What needs to be done. Each entry here needs to be set down again exactly, please; pictures are left out.

Data in this exercise.
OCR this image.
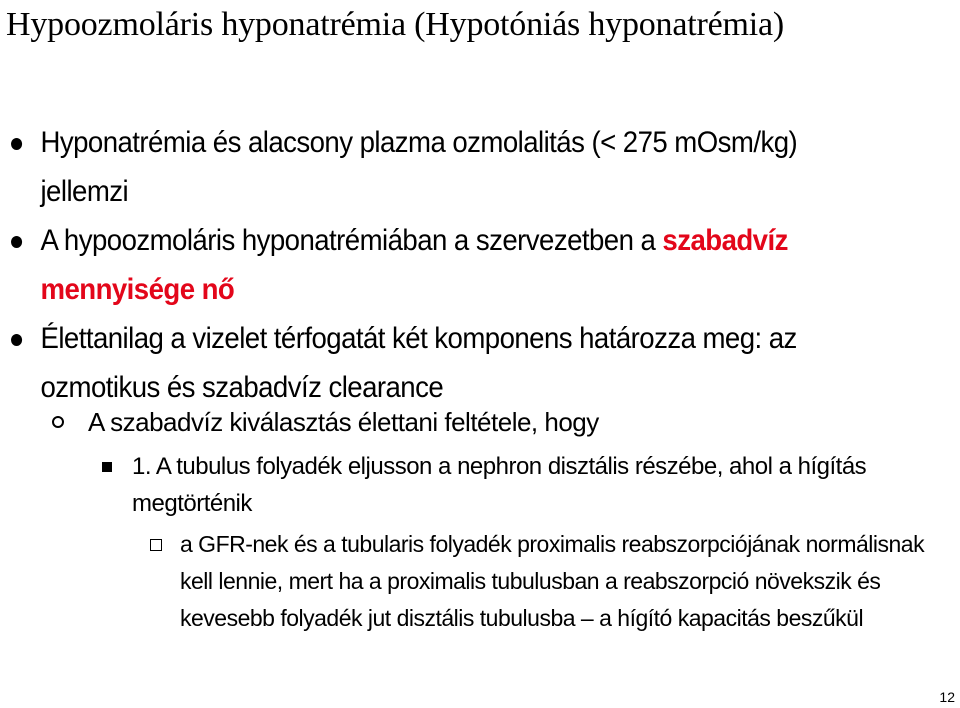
Hypoozmoláris hyponatrémia (Hypotóniás hyponatrémia)
Hyponatrémia és alacsony plazma ozmolalitás (< 275 mOsm/kg) jellemzi
A hypoozmoláris hyponatrémiában a szervezetben a szabadvíz mennyisége nő
Élettanilag a vizelet térfogatát két komponens határozza meg: az ozmotikus és szabadvíz clearance
A szabadvíz kiválasztás élettani feltétele, hogy
1. A tubulus folyadék eljusson a nephron disztális részébe, ahol a hígítás megtörténik
a GFR-nek és a tubularis folyadék proximalis reabszorpciójának normálisnak kell lennie, mert ha a proximalis tubulusban a reabszorpció növekszik és kevesebb folyadék jut disztális tubulusba – a hígító kapacitás beszűkül
12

Result.
OCR this image.
Hypoozmoláris hyponatrémia (Hypotóniás hyponatrémia)
Hyponatrémia és alacsony plazma ozmolalitás (< 275 mOsm/kg) jellemzi
A hypoozmoláris hyponatrémiában a szervezetben a szabadvíz mennyisége nő
Élettanilag a vizelet térfogatát két komponens határozza meg: az ozmotikus és szabadvíz clearance
A szabadvíz kiválasztás élettani feltétele, hogy
1. A tubulus folyadék eljusson a nephron disztális részébe, ahol a hígítás megtörténik
a GFR-nek és a tubularis folyadék proximalis reabszorpciójának normálisnak kell lennie, mert ha a proximalis tubulusban a reabszorpció növekszik és kevesebb folyadék jut disztális tubulusba – a hígító kapacitás beszűkül
12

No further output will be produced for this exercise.